>> begin

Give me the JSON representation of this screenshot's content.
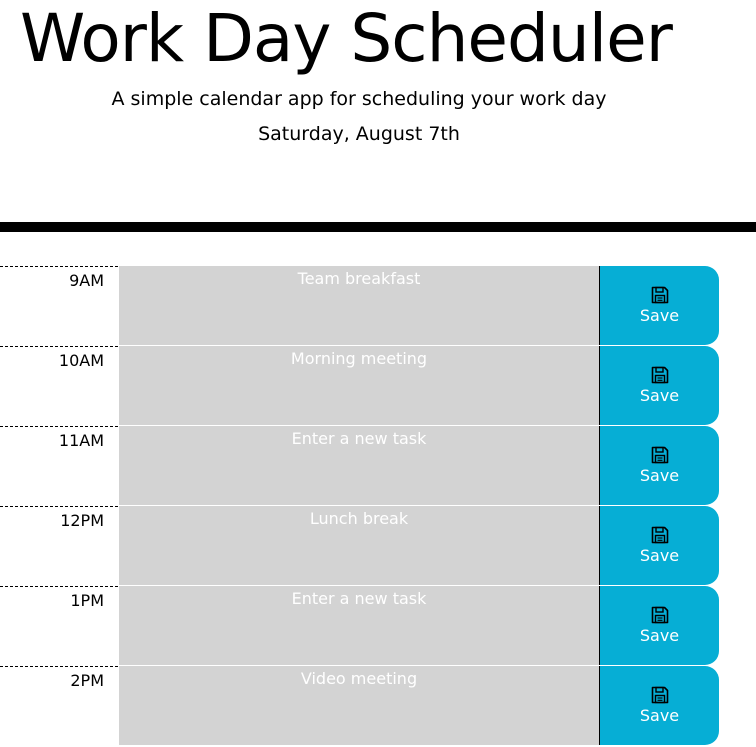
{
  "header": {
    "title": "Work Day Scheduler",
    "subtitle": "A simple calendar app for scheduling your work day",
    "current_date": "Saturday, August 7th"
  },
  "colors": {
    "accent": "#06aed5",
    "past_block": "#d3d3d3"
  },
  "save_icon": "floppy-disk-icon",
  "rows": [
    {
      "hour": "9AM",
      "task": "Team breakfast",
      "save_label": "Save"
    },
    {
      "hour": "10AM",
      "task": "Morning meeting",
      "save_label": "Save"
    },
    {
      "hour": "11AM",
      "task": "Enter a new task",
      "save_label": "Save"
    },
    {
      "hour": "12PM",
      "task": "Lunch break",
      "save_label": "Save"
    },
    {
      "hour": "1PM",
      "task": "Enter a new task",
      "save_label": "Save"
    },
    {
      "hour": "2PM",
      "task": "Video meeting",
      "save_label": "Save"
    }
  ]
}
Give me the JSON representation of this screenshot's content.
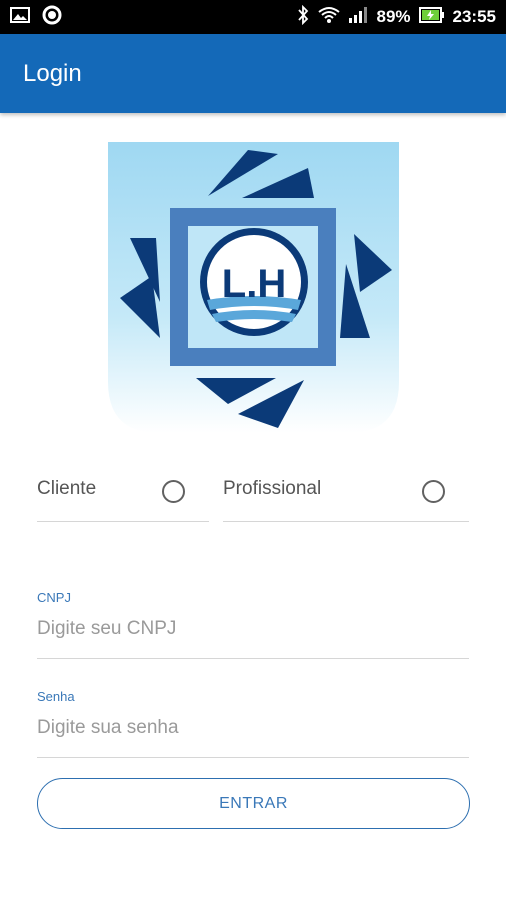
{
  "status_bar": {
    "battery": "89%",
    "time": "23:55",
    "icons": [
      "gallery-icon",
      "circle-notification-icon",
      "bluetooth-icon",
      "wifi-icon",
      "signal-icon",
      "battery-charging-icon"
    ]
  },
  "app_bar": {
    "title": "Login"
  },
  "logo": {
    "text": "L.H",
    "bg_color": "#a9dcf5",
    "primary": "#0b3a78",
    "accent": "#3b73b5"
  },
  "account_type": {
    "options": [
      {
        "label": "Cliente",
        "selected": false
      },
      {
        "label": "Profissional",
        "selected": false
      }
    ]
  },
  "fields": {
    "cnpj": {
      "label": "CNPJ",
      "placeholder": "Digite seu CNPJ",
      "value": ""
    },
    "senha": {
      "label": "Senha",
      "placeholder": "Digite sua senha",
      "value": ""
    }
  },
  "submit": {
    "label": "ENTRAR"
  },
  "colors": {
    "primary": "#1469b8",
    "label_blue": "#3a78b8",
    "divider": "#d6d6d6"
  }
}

>> end

Without including any pictures, print each record exactly.

Give me the JSON representation of this screenshot's content.
{
  "header": {
    "title": "Work Day Scheduler",
    "subtitle": "A simple calendar app for scheduling your work day",
    "current_date": "Saturday, August 7th"
  },
  "colors": {
    "accent": "#06aed5",
    "past_block": "#d3d3d3"
  },
  "save_icon": "floppy-disk-icon",
  "rows": [
    {
      "hour": "9AM",
      "task": "Team breakfast",
      "save_label": "Save"
    },
    {
      "hour": "10AM",
      "task": "Morning meeting",
      "save_label": "Save"
    },
    {
      "hour": "11AM",
      "task": "Enter a new task",
      "save_label": "Save"
    },
    {
      "hour": "12PM",
      "task": "Lunch break",
      "save_label": "Save"
    },
    {
      "hour": "1PM",
      "task": "Enter a new task",
      "save_label": "Save"
    },
    {
      "hour": "2PM",
      "task": "Video meeting",
      "save_label": "Save"
    }
  ]
}
Give me the JSON representation of this screenshot's content.
{
  "status_bar": {
    "battery": "89%",
    "time": "23:55",
    "icons": [
      "gallery-icon",
      "circle-notification-icon",
      "bluetooth-icon",
      "wifi-icon",
      "signal-icon",
      "battery-charging-icon"
    ]
  },
  "app_bar": {
    "title": "Login"
  },
  "logo": {
    "text": "L.H",
    "bg_color": "#a9dcf5",
    "primary": "#0b3a78",
    "accent": "#3b73b5"
  },
  "account_type": {
    "options": [
      {
        "label": "Cliente",
        "selected": false
      },
      {
        "label": "Profissional",
        "selected": false
      }
    ]
  },
  "fields": {
    "cnpj": {
      "label": "CNPJ",
      "placeholder": "Digite seu CNPJ",
      "value": ""
    },
    "senha": {
      "label": "Senha",
      "placeholder": "Digite sua senha",
      "value": ""
    }
  },
  "submit": {
    "label": "ENTRAR"
  },
  "colors": {
    "primary": "#1469b8",
    "label_blue": "#3a78b8",
    "divider": "#d6d6d6"
  }
}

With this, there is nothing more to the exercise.